Saved data entries:
++++++++

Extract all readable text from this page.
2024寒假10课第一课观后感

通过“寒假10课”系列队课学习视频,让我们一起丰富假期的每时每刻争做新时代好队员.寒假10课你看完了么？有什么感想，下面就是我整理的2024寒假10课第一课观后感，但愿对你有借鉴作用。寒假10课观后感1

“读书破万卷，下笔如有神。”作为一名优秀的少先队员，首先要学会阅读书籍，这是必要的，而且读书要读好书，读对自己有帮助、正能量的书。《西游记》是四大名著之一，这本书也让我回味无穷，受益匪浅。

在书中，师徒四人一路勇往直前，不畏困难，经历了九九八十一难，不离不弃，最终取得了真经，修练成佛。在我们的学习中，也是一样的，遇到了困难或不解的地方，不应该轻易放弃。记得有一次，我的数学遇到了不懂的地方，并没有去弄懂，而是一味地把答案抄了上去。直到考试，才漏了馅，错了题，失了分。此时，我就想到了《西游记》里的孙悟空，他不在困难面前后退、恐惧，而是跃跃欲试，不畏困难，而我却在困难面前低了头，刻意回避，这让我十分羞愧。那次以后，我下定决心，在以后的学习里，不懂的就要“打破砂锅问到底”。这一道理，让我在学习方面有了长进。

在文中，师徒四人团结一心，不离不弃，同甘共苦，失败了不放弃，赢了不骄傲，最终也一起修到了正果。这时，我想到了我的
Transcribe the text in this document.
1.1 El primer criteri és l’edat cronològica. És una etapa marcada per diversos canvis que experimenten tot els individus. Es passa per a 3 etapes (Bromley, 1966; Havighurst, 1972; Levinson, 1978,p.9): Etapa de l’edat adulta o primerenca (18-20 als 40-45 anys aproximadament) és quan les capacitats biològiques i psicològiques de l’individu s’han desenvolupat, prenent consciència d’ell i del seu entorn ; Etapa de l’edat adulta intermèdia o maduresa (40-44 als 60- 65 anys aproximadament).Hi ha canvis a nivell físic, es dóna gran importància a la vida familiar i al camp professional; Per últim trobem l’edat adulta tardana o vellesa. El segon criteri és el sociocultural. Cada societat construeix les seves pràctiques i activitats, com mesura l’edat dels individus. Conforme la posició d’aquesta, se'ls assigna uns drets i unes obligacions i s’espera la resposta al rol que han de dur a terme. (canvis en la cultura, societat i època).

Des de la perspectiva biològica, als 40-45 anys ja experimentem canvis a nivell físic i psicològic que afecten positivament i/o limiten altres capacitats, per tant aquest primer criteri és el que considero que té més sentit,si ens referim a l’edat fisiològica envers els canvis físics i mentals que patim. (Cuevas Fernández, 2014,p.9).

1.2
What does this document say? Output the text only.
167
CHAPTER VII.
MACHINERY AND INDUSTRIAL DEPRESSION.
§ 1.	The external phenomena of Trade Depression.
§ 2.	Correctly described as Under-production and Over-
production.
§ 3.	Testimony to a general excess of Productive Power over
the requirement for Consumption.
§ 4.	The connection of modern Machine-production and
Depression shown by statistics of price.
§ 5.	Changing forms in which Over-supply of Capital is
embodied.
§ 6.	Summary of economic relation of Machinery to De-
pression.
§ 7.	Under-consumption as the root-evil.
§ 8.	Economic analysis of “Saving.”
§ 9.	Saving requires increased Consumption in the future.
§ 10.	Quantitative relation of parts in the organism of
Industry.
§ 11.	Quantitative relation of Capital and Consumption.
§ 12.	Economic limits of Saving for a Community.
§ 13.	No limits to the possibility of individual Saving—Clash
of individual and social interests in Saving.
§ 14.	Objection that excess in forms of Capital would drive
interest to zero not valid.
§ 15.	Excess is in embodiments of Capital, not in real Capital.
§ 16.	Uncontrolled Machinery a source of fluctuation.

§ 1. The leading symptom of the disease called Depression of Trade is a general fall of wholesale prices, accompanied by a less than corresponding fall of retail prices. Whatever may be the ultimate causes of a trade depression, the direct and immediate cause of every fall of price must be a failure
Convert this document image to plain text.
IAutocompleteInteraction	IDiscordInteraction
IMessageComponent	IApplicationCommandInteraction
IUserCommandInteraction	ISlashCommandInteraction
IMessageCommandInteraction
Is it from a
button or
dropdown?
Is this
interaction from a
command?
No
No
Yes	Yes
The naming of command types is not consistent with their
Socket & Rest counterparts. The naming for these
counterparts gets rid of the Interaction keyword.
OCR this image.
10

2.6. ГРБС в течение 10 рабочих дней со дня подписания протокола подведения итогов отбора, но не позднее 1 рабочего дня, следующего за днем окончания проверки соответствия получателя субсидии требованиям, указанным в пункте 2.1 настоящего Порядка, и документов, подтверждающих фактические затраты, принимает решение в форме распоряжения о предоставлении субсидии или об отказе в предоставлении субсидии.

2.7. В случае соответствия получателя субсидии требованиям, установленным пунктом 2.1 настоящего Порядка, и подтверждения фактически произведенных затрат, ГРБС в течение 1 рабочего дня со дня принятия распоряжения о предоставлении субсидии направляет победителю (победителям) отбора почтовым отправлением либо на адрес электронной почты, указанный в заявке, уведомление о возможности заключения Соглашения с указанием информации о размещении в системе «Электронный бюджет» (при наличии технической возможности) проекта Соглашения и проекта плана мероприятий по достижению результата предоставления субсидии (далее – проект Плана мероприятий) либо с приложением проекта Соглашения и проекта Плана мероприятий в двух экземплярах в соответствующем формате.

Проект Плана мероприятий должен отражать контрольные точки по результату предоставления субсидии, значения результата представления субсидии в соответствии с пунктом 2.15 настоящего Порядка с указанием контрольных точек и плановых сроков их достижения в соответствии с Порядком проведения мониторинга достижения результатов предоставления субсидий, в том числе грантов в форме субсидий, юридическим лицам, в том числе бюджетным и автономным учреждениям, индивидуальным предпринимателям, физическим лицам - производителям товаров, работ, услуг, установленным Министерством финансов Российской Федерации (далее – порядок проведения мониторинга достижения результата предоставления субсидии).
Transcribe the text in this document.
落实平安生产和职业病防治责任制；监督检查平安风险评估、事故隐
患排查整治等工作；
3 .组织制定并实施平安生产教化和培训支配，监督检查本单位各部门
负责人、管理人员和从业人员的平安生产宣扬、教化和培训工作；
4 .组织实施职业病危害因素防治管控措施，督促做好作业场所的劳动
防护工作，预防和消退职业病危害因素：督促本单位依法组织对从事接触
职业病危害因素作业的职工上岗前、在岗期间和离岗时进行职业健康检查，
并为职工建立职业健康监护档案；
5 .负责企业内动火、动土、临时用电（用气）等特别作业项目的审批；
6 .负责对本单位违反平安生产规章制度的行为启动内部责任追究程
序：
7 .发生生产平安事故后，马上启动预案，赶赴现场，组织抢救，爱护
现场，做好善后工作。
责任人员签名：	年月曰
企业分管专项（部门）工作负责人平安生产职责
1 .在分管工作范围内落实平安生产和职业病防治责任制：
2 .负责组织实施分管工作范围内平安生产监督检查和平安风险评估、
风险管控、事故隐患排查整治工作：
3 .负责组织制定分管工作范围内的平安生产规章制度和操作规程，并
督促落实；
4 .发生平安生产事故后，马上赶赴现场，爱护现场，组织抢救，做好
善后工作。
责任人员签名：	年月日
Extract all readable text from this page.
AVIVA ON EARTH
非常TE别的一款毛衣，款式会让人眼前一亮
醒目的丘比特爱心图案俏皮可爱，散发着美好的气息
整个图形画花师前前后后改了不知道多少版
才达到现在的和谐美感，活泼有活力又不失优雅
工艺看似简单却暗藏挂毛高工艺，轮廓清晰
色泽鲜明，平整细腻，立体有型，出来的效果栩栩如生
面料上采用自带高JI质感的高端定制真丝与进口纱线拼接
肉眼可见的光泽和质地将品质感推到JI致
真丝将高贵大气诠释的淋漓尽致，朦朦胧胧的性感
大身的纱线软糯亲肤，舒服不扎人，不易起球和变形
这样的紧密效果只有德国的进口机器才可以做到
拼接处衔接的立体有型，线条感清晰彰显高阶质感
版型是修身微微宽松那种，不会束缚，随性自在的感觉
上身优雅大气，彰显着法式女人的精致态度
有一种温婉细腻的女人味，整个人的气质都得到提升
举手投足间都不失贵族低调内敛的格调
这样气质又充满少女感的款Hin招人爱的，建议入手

++++++++

Objective: Look through the entries and return every line where "组织抢救" appears.

Worked answer:
7 .发生生产平安事故后，马上启动预案，赶赴现场，组织抢救，爱护
4 .发生平安生产事故后，马上赶赴现场，爱护现场，组织抢救，做好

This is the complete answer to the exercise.